* What is asked *
Below you will find a set of lines. Repeat them all exactly.

* Available records *
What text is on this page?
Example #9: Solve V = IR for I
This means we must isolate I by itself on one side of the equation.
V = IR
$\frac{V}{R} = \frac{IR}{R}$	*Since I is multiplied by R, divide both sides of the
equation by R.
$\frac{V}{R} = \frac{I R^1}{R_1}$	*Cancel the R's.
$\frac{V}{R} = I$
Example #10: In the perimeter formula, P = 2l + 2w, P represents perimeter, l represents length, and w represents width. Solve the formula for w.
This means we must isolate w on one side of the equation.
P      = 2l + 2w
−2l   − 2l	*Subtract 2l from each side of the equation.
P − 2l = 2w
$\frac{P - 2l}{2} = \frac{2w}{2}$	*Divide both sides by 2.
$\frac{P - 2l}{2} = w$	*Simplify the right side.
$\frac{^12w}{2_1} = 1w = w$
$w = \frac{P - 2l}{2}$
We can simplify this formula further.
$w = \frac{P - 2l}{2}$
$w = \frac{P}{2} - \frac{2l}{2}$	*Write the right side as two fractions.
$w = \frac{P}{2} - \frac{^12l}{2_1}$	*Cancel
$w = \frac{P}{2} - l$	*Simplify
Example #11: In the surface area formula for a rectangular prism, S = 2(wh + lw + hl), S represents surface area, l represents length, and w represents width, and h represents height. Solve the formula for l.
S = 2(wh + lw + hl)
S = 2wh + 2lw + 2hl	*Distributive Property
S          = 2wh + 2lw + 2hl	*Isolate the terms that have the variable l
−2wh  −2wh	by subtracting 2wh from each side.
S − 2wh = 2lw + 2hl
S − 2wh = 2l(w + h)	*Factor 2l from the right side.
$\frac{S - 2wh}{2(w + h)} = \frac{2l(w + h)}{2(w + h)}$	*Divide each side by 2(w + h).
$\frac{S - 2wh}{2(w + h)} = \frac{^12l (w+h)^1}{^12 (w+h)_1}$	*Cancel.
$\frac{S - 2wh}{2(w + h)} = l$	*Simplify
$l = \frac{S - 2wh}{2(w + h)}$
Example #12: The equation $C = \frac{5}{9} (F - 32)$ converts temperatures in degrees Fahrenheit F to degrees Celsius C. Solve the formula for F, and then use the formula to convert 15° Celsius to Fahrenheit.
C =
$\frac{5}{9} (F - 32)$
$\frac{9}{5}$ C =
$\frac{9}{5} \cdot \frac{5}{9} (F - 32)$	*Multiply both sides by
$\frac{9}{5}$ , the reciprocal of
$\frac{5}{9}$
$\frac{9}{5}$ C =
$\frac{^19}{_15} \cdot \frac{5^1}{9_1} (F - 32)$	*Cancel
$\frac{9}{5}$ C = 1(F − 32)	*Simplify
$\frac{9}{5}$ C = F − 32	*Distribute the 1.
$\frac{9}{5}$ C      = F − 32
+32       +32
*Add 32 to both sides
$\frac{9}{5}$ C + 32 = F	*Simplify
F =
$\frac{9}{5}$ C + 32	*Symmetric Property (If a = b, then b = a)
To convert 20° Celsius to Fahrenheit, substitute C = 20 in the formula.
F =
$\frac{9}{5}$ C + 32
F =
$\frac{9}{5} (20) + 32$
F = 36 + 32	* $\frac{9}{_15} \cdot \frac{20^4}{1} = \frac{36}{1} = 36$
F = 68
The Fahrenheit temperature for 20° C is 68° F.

* Response to this exercise *
What text is on this page?
Example #9: Solve V = IR for I
This means we must isolate I by itself on one side of the equation.
V = IR
$\frac{V}{R} = \frac{IR}{R}$	*Since I is multiplied by R, divide both sides of the
equation by R.
$\frac{V}{R} = \frac{I R^1}{R_1}$	*Cancel the R's.
$\frac{V}{R} = I$
Example #10: In the perimeter formula, P = 2l + 2w, P represents perimeter, l represents length, and w represents width. Solve the formula for w.
This means we must isolate w on one side of the equation.
P      = 2l + 2w
−2l   − 2l	*Subtract 2l from each side of the equation.
P − 2l = 2w
$\frac{P - 2l}{2} = \frac{2w}{2}$	*Divide both sides by 2.
$\frac{P - 2l}{2} = w$	*Simplify the right side.
$\frac{^12w}{2_1} = 1w = w$
$w = \frac{P - 2l}{2}$
We can simplify this formula further.
$w = \frac{P - 2l}{2}$
$w = \frac{P}{2} - \frac{2l}{2}$	*Write the right side as two fractions.
$w = \frac{P}{2} - \frac{^12l}{2_1}$	*Cancel
$w = \frac{P}{2} - l$	*Simplify
Example #11: In the surface area formula for a rectangular prism, S = 2(wh + lw + hl), S represents surface area, l represents length, and w represents width, and h represents height. Solve the formula for l.
S = 2(wh + lw + hl)
S = 2wh + 2lw + 2hl	*Distributive Property
S          = 2wh + 2lw + 2hl	*Isolate the terms that have the variable l
−2wh  −2wh	by subtracting 2wh from each side.
S − 2wh = 2lw + 2hl
S − 2wh = 2l(w + h)	*Factor 2l from the right side.
$\frac{S - 2wh}{2(w + h)} = \frac{2l(w + h)}{2(w + h)}$	*Divide each side by 2(w + h).
$\frac{S - 2wh}{2(w + h)} = \frac{^12l (w+h)^1}{^12 (w+h)_1}$	*Cancel.
$\frac{S - 2wh}{2(w + h)} = l$	*Simplify
$l = \frac{S - 2wh}{2(w + h)}$
Example #12: The equation $C = \frac{5}{9} (F - 32)$ converts temperatures in degrees Fahrenheit F to degrees Celsius C. Solve the formula for F, and then use the formula to convert 15° Celsius to Fahrenheit.
C =
$\frac{5}{9} (F - 32)$
$\frac{9}{5}$ C =
$\frac{9}{5} \cdot \frac{5}{9} (F - 32)$	*Multiply both sides by
$\frac{9}{5}$ , the reciprocal of
$\frac{5}{9}$
$\frac{9}{5}$ C =
$\frac{^19}{_15} \cdot \frac{5^1}{9_1} (F - 32)$	*Cancel
$\frac{9}{5}$ C = 1(F − 32)	*Simplify
$\frac{9}{5}$ C = F − 32	*Distribute the 1.
$\frac{9}{5}$ C      = F − 32
+32       +32
*Add 32 to both sides
$\frac{9}{5}$ C + 32 = F	*Simplify
F =
$\frac{9}{5}$ C + 32	*Symmetric Property (If a = b, then b = a)
To convert 20° Celsius to Fahrenheit, substitute C = 20 in the formula.
F =
$\frac{9}{5}$ C + 32
F =
$\frac{9}{5} (20) + 32$
F = 36 + 32	* $\frac{9}{_15} \cdot \frac{20^4}{1} = \frac{36}{1} = 36$
F = 68
The Fahrenheit temperature for 20° C is 68° F.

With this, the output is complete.